(Records from a data source)
====================
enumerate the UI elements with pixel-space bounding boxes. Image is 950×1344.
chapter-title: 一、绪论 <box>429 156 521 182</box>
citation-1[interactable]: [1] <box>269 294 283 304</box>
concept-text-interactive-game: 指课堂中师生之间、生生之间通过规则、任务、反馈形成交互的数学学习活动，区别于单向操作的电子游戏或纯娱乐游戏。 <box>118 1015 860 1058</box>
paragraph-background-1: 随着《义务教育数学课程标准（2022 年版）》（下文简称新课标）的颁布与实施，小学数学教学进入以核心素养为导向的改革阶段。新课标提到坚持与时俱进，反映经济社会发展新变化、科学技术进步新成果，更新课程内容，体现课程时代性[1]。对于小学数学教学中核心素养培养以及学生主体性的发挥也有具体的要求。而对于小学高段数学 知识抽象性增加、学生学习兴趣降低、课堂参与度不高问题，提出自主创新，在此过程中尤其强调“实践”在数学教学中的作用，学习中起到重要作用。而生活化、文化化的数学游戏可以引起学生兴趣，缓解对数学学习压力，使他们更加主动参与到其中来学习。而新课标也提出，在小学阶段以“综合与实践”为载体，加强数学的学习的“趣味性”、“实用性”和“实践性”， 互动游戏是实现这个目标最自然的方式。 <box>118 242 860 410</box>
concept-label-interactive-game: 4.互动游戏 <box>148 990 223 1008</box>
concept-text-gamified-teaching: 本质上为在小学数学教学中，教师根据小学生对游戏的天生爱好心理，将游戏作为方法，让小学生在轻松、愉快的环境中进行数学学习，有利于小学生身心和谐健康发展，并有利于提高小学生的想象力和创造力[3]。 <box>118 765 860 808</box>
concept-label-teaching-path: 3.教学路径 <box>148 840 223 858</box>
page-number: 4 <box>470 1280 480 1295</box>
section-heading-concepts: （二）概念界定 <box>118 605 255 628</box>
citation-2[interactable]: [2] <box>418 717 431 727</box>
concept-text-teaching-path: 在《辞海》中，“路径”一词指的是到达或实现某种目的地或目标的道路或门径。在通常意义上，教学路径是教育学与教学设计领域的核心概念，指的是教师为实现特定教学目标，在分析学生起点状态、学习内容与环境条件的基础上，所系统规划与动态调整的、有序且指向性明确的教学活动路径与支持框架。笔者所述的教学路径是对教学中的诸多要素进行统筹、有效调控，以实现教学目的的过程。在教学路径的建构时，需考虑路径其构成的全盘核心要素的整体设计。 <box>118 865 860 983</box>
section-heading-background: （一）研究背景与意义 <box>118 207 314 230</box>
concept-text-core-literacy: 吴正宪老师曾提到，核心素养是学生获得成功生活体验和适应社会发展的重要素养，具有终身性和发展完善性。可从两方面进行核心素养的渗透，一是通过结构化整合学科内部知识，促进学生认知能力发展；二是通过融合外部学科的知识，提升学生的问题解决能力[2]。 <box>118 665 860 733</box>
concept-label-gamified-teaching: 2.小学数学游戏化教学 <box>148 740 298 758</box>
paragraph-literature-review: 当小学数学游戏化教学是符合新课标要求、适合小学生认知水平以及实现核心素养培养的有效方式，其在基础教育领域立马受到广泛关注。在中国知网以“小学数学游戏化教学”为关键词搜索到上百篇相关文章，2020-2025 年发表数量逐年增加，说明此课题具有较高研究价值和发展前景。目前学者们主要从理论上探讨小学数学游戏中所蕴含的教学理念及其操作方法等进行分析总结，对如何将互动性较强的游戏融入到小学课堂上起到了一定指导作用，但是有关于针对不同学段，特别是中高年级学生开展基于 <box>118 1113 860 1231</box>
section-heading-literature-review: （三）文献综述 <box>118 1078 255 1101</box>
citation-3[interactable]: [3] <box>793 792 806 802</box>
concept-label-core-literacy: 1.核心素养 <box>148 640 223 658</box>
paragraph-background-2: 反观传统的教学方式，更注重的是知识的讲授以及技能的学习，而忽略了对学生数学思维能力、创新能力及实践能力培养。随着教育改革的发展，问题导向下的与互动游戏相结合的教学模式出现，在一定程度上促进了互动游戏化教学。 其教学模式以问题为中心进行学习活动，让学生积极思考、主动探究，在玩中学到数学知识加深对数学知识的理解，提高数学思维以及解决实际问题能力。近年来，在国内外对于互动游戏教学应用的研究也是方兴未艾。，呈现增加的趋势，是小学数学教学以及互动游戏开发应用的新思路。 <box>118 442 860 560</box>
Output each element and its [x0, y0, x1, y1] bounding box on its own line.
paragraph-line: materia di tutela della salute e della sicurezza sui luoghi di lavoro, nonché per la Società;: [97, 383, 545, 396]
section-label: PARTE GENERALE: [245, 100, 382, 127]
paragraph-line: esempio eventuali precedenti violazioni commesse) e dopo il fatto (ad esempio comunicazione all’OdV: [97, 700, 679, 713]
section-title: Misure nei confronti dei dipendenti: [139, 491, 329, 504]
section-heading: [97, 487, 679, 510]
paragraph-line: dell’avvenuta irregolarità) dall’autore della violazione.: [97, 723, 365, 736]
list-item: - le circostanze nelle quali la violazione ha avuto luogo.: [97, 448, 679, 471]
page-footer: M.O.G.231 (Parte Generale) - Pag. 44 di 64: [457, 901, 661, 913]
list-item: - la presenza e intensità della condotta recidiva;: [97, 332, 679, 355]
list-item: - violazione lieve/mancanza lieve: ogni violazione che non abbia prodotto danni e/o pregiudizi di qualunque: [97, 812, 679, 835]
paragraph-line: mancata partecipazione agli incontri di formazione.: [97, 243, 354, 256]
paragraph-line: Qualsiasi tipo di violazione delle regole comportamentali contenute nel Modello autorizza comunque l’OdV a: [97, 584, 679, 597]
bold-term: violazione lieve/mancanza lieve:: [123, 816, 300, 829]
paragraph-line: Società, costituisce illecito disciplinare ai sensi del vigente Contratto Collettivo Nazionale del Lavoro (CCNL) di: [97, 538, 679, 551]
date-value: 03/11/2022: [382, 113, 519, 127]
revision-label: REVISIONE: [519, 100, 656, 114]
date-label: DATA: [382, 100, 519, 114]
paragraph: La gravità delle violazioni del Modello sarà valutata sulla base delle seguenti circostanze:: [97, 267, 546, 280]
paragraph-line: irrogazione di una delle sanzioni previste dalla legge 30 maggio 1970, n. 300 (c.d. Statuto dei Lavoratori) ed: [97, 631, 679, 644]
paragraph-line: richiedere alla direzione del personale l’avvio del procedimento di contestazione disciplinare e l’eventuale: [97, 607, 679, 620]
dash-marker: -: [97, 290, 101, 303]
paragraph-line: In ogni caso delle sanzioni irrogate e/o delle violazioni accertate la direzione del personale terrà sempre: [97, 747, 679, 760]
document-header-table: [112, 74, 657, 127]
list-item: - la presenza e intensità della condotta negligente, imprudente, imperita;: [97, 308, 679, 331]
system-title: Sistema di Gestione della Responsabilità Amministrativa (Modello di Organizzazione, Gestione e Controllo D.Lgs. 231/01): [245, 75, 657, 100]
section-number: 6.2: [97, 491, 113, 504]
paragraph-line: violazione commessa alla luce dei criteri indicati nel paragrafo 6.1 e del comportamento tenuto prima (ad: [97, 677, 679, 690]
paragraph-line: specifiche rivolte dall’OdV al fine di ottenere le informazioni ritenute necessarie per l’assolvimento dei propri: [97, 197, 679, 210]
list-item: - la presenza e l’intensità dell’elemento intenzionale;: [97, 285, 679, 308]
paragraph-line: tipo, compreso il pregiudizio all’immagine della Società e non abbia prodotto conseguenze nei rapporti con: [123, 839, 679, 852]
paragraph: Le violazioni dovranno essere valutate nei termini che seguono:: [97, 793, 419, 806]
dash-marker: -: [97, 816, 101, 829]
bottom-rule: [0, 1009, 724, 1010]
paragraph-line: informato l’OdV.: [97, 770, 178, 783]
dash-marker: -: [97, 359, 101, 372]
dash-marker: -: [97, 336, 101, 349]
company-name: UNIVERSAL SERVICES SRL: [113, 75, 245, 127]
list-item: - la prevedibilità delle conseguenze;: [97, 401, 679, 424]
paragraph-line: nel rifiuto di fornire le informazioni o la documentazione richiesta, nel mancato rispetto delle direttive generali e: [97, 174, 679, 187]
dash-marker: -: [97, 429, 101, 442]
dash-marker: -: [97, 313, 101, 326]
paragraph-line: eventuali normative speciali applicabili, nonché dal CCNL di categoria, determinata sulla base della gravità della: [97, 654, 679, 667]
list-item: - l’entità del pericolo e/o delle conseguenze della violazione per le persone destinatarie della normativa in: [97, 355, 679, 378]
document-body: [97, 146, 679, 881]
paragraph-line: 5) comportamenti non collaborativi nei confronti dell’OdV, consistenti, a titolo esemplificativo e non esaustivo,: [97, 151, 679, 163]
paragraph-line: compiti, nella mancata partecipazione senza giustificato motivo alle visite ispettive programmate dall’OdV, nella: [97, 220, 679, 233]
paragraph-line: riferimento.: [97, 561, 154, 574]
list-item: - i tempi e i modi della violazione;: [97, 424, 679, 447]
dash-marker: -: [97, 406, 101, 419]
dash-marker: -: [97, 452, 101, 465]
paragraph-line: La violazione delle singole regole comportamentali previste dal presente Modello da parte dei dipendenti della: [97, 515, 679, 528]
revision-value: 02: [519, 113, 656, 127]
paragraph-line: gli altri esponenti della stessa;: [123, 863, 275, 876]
====================
■ **The task**: Reproduce the records word for word, starting at the first line and ending with the line that contains "1015 860 1058</box>", including both of those lines.

■ **Exercise response**:
enumerate the UI elements with pixel-space bounding boxes. Image is 950×1344.
chapter-title: 一、绪论 <box>429 156 521 182</box>
citation-1[interactable]: [1] <box>269 294 283 304</box>
concept-text-interactive-game: 指课堂中师生之间、生生之间通过规则、任务、反馈形成交互的数学学习活动，区别于单向操作的电子游戏或纯娱乐游戏。 <box>118 1015 860 1058</box>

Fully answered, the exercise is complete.